» Document excerpt
_ _ _ _ _ _ _

A Self-Important Prick
An exercise in writing to repel from PhD Joseph Suglia
By Liz Armstrong
November 3, 2006
WHY IS IT that I is the only
pronoun we capitalize? “It’s
because we believe that we
are irreplaceable,” says Joseph Suglia.
“We fetishize ourselves. We turn ourselves
into gods.” Hence the premise
of his latest novel, Watch Out, in
which the main character, Jonathan
Barrows—a vicious tyrant who’s self-obsessed
to the point where the only
thing he lusts after is himself—methodically and psychotically turns
up his nose at the entire world.
Littered with antiquated ten-dollar
words—no colloquialisms
for Suglia—Watch Out is meant to
grate, to challenge your tolerance
and notions of how to relate to a
character. On one hand, you
despise Jonathan Barrows for his
oblivious conceitedness; on the
other, you wonder if perhaps he
truly is the hottest, smartest, most
interesting stud in the universe.
His obsession with his own “luscious
erection” is repulsive yet
engrossing—you end up feeling
like a creep for getting so involved
in his gruesome hallucinations.
Suglia himself is a bit of a character:
he has a PhD in comparative
literature from Northwestern and a
penchant for German philosophy,
learned French and German because he refuses to read anything in translation,
and obsessively screens all of
his phone calls. He says he’s less
influenced by literary artists than
the concept of tableau vivant. “The
characters aren’t really actors,
they’re posing in a painting,” he says.
“You have a situation that’s frozen. It
occurs in time, but also outside of
time because it never changes.”
The core narrative of Watch Out
spans about a week but feels cryogenically
preserved: Jonathan
Barrows shows no sign of and makes
no reference to his age, the encounters
he has bleed into one another
without regard for a time line, and it
always feels like dusk to him.
Apparently this is what happens
when visions serve as your only point
of reference. You stagnate and ruminate
and build yourself up so high
you have nowhere to go but down.

_ _ _ _ _ _ _

» Stated goal
Can you update the review of Watch Out between "The core narrative" and "dusk to him.", inclusive, so that "dusk" becomes "twilight"? The data is not needed for any of this.

_ _ _ _ _ _ _

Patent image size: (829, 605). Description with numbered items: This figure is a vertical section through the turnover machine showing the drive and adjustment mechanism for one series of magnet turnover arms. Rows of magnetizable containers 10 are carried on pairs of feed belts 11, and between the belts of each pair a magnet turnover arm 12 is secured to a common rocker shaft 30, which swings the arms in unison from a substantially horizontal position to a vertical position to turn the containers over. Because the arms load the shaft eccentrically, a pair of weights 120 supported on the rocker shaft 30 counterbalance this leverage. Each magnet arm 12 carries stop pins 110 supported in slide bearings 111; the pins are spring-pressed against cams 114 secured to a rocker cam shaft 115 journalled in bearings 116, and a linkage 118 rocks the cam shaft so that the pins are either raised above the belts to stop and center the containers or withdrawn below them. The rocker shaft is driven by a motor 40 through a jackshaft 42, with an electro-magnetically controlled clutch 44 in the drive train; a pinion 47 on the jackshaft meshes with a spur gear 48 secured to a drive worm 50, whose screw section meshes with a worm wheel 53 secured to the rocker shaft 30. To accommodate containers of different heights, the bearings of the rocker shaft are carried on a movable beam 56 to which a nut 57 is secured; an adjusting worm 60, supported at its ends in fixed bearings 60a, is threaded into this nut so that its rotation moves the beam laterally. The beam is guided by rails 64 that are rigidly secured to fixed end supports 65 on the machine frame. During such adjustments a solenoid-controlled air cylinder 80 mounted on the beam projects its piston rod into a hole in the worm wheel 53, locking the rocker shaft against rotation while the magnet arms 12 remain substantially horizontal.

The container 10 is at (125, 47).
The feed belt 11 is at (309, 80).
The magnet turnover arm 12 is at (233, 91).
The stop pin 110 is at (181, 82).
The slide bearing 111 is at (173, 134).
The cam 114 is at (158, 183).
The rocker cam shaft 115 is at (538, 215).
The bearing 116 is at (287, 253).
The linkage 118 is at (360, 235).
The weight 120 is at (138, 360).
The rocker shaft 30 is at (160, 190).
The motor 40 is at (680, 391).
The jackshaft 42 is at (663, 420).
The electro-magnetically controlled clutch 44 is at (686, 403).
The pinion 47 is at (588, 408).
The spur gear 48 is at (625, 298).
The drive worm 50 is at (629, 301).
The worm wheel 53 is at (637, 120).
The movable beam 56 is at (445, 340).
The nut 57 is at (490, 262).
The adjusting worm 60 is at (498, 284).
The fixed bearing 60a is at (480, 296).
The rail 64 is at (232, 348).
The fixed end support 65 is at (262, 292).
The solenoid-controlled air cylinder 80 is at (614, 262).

_ _ _ _ _ _ _

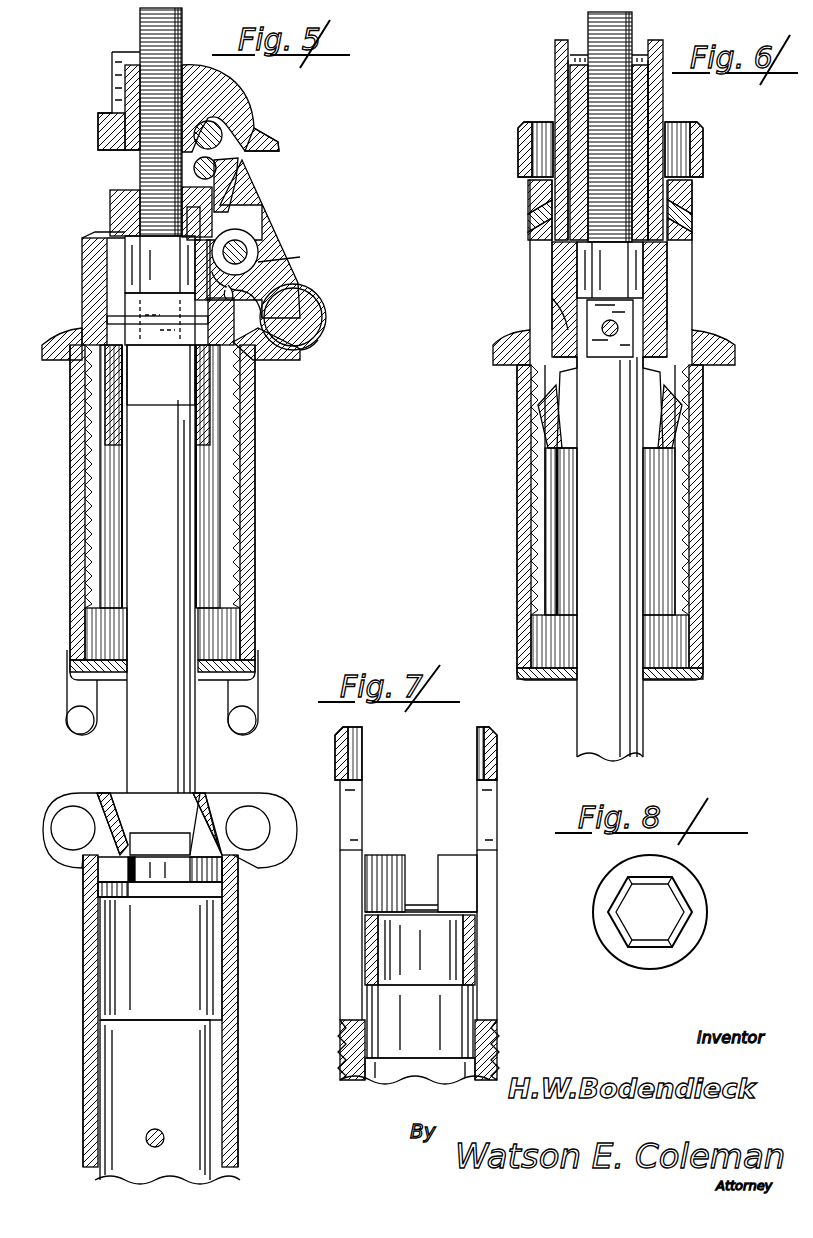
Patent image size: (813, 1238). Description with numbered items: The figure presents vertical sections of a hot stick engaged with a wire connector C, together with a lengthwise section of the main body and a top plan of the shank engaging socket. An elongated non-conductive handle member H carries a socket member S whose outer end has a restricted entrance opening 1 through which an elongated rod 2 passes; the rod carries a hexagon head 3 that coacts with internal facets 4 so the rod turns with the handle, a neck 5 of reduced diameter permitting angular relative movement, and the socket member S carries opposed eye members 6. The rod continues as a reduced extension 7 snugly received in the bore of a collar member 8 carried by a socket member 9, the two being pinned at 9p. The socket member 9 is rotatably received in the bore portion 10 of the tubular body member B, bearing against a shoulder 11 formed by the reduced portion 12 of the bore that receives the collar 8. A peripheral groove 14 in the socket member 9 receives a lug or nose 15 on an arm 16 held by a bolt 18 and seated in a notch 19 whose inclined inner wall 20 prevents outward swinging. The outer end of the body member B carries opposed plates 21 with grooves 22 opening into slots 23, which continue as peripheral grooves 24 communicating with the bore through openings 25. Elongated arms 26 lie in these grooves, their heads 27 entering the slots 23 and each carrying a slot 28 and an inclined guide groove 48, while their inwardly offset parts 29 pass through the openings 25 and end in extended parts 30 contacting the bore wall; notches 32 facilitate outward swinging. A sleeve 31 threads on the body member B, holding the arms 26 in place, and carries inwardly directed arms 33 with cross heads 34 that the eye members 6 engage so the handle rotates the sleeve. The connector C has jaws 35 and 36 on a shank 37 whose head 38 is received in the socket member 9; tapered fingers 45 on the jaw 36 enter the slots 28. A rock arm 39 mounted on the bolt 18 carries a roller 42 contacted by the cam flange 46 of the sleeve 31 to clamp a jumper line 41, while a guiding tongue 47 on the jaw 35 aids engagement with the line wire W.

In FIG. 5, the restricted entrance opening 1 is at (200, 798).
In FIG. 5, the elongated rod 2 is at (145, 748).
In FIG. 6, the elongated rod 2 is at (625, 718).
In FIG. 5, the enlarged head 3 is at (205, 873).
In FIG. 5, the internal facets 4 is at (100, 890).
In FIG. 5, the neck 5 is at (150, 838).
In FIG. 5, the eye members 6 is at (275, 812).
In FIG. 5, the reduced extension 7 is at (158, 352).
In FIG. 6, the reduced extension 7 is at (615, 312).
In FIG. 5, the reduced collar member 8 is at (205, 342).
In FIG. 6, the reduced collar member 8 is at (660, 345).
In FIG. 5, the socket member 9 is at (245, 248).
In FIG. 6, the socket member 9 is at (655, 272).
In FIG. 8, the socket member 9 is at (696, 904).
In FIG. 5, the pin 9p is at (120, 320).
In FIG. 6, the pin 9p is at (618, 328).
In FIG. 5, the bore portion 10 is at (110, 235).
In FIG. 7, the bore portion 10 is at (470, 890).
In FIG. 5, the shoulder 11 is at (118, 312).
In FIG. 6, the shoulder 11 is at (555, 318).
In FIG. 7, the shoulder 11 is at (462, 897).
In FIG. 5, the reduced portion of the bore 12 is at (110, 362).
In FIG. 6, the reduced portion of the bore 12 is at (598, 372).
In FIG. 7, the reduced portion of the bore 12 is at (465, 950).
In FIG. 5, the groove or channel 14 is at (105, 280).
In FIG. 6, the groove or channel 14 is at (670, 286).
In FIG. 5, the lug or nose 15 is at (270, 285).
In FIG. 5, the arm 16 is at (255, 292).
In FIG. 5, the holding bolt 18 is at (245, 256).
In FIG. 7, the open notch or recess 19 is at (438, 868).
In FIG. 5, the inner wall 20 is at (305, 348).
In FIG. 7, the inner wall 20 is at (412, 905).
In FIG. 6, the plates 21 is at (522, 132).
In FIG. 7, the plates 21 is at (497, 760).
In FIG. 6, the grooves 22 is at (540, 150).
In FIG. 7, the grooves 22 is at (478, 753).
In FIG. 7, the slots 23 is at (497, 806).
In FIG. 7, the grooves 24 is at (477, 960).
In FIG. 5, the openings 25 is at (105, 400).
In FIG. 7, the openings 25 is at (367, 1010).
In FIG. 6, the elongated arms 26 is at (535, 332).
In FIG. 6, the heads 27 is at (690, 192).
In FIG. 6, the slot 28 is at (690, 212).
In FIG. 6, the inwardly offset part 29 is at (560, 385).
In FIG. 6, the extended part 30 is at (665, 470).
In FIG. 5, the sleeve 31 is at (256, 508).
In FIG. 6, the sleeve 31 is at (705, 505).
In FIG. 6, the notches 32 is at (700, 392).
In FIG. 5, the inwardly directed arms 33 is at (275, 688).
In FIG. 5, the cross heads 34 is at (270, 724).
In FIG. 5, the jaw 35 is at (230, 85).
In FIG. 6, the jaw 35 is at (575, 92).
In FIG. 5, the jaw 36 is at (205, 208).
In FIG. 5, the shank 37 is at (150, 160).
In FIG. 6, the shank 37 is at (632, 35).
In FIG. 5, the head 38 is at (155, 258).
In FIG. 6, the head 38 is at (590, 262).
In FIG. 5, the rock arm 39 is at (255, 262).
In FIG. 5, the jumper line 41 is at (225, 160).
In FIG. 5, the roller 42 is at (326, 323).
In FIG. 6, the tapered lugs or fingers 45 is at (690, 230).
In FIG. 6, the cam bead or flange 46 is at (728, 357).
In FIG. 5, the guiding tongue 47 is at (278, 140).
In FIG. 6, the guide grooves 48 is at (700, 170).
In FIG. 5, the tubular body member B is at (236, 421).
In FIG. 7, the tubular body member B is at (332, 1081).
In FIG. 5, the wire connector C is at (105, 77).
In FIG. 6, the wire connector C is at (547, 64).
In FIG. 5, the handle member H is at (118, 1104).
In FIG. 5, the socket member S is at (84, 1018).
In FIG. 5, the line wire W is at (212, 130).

_ _ _ _ _ _ _

» Task answer
The core narrative of Watch Out
spans about a week but feels cryogenically
preserved: Jonathan
Barrows shows no sign of and makes
no reference to his age, the encounters
he has bleed into one another
without regard for a time line, and it
always feels like twilight to him.